- **SHORT EXERCISE**
Lines that include the word "муниципальных" are the ones to copy.

- **ENTRIES PROVIDED**
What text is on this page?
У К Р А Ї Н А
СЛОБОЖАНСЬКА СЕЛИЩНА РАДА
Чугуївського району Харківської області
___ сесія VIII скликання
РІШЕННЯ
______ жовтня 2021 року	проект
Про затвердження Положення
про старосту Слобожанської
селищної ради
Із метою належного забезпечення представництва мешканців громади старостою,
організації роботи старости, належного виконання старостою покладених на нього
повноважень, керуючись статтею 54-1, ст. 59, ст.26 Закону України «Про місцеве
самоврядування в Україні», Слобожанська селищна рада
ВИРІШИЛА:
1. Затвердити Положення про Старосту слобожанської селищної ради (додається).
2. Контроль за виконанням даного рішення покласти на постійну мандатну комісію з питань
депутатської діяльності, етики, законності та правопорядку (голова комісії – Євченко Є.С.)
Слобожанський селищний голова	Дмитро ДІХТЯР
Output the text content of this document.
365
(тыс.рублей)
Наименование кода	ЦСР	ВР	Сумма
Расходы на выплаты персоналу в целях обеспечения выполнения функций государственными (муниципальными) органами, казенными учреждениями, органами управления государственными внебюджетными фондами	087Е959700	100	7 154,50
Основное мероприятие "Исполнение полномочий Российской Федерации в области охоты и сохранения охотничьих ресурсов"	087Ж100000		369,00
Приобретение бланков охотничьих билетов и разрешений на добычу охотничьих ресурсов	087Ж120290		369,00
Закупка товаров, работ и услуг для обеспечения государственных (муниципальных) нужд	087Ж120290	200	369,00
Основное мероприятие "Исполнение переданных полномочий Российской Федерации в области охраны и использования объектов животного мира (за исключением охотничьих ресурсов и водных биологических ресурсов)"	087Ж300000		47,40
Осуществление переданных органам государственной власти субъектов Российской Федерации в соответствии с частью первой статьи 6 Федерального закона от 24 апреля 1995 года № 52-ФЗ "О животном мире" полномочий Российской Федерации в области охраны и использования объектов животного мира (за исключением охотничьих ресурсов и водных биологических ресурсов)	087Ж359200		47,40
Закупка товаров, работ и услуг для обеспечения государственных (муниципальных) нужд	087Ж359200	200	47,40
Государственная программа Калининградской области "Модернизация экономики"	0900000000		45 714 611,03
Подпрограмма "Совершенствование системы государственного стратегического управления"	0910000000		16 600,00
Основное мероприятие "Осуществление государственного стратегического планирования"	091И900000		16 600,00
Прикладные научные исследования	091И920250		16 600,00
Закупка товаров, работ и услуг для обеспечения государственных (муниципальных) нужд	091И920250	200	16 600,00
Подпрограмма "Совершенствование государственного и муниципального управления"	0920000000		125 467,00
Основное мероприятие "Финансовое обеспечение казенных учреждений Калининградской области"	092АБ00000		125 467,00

- **CORRECT RESULT**
Закупка товаров, работ и услуг для обеспечения государственных (муниципальных) нужд	087Ж120290	200	369,00
Закупка товаров, работ и услуг для обеспечения государственных (муниципальных) нужд	087Ж359200	200	47,40
Закупка товаров, работ и услуг для обеспечения государственных (муниципальных) нужд	091И920250	200	16 600,00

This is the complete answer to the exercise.